» **Exercise instructions**
Restate every line of the material, word for word.

[Items listed in a dataset]
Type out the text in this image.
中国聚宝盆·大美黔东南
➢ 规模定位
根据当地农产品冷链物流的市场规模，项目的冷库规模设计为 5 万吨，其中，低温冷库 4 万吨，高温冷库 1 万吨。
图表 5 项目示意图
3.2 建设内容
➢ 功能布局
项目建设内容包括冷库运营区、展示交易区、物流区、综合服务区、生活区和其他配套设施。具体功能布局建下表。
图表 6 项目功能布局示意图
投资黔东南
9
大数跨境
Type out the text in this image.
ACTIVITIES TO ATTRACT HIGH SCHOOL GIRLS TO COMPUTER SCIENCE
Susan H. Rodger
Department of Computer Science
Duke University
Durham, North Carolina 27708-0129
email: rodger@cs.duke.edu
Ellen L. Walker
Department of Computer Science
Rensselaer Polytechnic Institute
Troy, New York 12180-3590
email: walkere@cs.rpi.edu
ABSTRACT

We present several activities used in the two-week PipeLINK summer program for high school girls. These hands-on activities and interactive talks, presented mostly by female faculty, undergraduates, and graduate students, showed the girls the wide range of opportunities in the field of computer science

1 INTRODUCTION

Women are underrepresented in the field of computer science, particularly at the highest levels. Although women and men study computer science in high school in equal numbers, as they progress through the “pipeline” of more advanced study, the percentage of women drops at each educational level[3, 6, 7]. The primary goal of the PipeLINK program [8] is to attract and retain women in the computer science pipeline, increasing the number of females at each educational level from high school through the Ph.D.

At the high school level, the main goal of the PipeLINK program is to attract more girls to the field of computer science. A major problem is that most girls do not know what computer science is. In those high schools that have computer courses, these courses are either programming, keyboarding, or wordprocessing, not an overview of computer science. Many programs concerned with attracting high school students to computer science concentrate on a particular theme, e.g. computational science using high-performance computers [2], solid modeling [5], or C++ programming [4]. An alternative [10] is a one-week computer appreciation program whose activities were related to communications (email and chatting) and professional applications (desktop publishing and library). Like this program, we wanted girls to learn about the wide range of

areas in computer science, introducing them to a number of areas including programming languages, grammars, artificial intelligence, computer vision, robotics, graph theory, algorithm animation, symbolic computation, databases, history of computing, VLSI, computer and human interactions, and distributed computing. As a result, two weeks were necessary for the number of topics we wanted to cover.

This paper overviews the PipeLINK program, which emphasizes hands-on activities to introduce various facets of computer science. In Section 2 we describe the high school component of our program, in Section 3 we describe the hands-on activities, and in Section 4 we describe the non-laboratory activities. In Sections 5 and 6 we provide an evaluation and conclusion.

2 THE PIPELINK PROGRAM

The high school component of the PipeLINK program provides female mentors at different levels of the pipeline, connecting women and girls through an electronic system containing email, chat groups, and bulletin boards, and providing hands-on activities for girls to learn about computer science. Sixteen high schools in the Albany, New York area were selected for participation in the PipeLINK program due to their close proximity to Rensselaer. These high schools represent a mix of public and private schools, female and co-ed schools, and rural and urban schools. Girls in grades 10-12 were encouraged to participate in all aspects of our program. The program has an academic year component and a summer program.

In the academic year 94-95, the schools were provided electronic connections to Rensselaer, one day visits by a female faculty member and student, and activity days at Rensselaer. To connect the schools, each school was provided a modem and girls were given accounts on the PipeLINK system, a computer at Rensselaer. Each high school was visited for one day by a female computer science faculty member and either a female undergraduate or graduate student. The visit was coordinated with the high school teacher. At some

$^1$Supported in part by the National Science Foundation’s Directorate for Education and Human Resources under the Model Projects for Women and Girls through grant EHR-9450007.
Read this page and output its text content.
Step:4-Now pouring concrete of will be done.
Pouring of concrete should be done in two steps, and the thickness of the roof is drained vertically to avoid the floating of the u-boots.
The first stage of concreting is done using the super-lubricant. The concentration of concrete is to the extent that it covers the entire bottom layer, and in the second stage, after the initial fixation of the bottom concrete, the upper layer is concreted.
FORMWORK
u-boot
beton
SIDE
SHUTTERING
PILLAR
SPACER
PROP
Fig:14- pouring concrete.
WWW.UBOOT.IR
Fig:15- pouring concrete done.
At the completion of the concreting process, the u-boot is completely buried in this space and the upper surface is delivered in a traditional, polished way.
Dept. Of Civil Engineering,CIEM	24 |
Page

» **Response to this exercise**
Type out the text in this image.
中国聚宝盆·大美黔东南
➢ 规模定位
根据当地农产品冷链物流的市场规模，项目的冷库规模设计为 5 万吨，其中，低温冷库 4 万吨，高温冷库 1 万吨。
图表 5 项目示意图
3.2 建设内容
➢ 功能布局
项目建设内容包括冷库运营区、展示交易区、物流区、综合服务区、生活区和其他配套设施。具体功能布局建下表。
图表 6 项目功能布局示意图
投资黔东南
9
大数跨境
Type out the text in this image.
ACTIVITIES TO ATTRACT HIGH SCHOOL GIRLS TO COMPUTER SCIENCE
Susan H. Rodger
Department of Computer Science
Duke University
Durham, North Carolina 27708-0129
email: rodger@cs.duke.edu
Ellen L. Walker
Department of Computer Science
Rensselaer Polytechnic Institute
Troy, New York 12180-3590
email: walkere@cs.rpi.edu
ABSTRACT

We present several activities used in the two-week PipeLINK summer program for high school girls. These hands-on activities and interactive talks, presented mostly by female faculty, undergraduates, and graduate students, showed the girls the wide range of opportunities in the field of computer science

1 INTRODUCTION

Women are underrepresented in the field of computer science, particularly at the highest levels. Although women and men study computer science in high school in equal numbers, as they progress through the “pipeline” of more advanced study, the percentage of women drops at each educational level[3, 6, 7]. The primary goal of the PipeLINK program [8] is to attract and retain women in the computer science pipeline, increasing the number of females at each educational level from high school through the Ph.D.

At the high school level, the main goal of the PipeLINK program is to attract more girls to the field of computer science. A major problem is that most girls do not know what computer science is. In those high schools that have computer courses, these courses are either programming, keyboarding, or wordprocessing, not an overview of computer science. Many programs concerned with attracting high school students to computer science concentrate on a particular theme, e.g. computational science using high-performance computers [2], solid modeling [5], or C++ programming [4]. An alternative [10] is a one-week computer appreciation program whose activities were related to communications (email and chatting) and professional applications (desktop publishing and library). Like this program, we wanted girls to learn about the wide range of

areas in computer science, introducing them to a number of areas including programming languages, grammars, artificial intelligence, computer vision, robotics, graph theory, algorithm animation, symbolic computation, databases, history of computing, VLSI, computer and human interactions, and distributed computing. As a result, two weeks were necessary for the number of topics we wanted to cover.

This paper overviews the PipeLINK program, which emphasizes hands-on activities to introduce various facets of computer science. In Section 2 we describe the high school component of our program, in Section 3 we describe the hands-on activities, and in Section 4 we describe the non-laboratory activities. In Sections 5 and 6 we provide an evaluation and conclusion.

2 THE PIPELINK PROGRAM

The high school component of the PipeLINK program provides female mentors at different levels of the pipeline, connecting women and girls through an electronic system containing email, chat groups, and bulletin boards, and providing hands-on activities for girls to learn about computer science. Sixteen high schools in the Albany, New York area were selected for participation in the PipeLINK program due to their close proximity to Rensselaer. These high schools represent a mix of public and private schools, female and co-ed schools, and rural and urban schools. Girls in grades 10-12 were encouraged to participate in all aspects of our program. The program has an academic year component and a summer program.

In the academic year 94-95, the schools were provided electronic connections to Rensselaer, one day visits by a female faculty member and student, and activity days at Rensselaer. To connect the schools, each school was provided a modem and girls were given accounts on the PipeLINK system, a computer at Rensselaer. Each high school was visited for one day by a female computer science faculty member and either a female undergraduate or graduate student. The visit was coordinated with the high school teacher. At some

$^1$Supported in part by the National Science Foundation’s Directorate for Education and Human Resources under the Model Projects for Women and Girls through grant EHR-9450007.
Read this page and output its text content.
Step:4-Now pouring concrete of will be done.
Pouring of concrete should be done in two steps, and the thickness of the roof is drained vertically to avoid the floating of the u-boots.
The first stage of concreting is done using the super-lubricant. The concentration of concrete is to the extent that it covers the entire bottom layer, and in the second stage, after the initial fixation of the bottom concrete, the upper layer is concreted.
FORMWORK
u-boot
beton
SIDE
SHUTTERING
PILLAR
SPACER
PROP
Fig:14- pouring concrete.
WWW.UBOOT.IR
Fig:15- pouring concrete done.
At the completion of the concreting process, the u-boot is completely buried in this space and the upper surface is delivered in a traditional, polished way.
Dept. Of Civil Engineering,CIEM	24 |
Page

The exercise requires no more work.